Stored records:
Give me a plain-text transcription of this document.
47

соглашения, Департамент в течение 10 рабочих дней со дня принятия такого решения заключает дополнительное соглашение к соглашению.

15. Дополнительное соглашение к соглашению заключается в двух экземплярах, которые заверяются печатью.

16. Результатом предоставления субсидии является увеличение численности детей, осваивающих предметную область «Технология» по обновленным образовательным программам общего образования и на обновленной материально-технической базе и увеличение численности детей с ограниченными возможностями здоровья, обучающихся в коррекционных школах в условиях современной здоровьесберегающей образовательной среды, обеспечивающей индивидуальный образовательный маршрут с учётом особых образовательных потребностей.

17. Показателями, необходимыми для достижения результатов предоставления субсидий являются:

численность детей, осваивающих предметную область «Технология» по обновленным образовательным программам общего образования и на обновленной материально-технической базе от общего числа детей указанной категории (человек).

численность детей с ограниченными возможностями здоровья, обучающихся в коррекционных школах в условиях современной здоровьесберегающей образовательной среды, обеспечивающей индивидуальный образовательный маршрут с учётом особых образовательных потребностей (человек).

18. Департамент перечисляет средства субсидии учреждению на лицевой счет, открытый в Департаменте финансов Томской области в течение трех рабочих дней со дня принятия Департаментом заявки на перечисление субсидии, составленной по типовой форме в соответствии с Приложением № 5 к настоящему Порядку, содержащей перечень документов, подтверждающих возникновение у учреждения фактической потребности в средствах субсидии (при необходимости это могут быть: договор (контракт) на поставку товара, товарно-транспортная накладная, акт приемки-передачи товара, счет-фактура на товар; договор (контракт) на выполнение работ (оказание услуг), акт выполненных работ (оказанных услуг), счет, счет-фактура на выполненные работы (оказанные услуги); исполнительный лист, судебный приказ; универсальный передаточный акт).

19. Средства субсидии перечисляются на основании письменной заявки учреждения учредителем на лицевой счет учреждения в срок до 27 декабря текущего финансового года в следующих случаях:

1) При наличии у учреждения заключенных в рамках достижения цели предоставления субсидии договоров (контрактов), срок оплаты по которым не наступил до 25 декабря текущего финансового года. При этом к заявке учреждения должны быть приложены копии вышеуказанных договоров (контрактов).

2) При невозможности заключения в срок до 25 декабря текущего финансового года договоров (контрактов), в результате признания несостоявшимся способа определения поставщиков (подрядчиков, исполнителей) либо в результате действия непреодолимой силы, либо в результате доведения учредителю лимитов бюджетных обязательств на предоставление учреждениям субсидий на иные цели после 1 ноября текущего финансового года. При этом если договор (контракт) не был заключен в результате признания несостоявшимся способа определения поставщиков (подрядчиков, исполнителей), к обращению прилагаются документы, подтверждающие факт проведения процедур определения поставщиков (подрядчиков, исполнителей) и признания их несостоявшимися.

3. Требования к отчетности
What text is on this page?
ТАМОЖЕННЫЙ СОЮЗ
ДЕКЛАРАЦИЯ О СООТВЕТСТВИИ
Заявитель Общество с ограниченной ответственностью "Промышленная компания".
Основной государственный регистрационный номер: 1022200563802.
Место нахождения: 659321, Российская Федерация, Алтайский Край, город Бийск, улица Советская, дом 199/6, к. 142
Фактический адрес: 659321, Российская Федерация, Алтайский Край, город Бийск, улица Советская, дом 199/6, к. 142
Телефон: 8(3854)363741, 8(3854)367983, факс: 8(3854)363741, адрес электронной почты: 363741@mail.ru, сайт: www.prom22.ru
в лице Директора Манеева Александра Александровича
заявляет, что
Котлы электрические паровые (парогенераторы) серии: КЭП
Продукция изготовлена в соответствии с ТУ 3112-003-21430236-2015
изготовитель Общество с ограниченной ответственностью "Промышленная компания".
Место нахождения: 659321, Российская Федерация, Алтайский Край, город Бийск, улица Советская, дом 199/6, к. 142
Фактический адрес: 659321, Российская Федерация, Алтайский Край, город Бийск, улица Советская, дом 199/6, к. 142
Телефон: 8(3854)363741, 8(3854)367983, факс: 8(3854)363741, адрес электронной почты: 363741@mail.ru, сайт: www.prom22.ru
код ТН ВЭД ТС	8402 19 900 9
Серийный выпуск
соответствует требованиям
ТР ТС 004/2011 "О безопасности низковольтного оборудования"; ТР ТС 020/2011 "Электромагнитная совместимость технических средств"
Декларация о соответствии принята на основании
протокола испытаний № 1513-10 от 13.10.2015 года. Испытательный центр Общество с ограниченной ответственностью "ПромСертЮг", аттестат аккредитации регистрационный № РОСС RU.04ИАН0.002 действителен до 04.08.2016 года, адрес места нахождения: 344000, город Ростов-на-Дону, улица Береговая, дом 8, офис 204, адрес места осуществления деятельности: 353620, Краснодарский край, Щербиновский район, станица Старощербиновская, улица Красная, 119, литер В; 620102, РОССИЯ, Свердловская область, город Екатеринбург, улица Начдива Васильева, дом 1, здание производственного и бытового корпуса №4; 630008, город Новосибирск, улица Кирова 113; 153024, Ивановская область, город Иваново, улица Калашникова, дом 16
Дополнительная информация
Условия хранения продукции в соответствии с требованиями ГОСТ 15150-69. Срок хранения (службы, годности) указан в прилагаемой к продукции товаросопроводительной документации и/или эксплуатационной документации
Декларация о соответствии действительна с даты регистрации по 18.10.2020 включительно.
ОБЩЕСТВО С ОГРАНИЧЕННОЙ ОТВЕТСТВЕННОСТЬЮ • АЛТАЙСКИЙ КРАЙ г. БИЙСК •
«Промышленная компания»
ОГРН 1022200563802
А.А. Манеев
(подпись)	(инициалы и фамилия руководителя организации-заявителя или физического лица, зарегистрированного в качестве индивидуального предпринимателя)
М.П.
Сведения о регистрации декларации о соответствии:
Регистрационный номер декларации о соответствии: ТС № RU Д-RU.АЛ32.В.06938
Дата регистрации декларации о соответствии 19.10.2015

- Required work
The answer is one number: how many lines of the material above contain "основании".

- Response for this exercise
2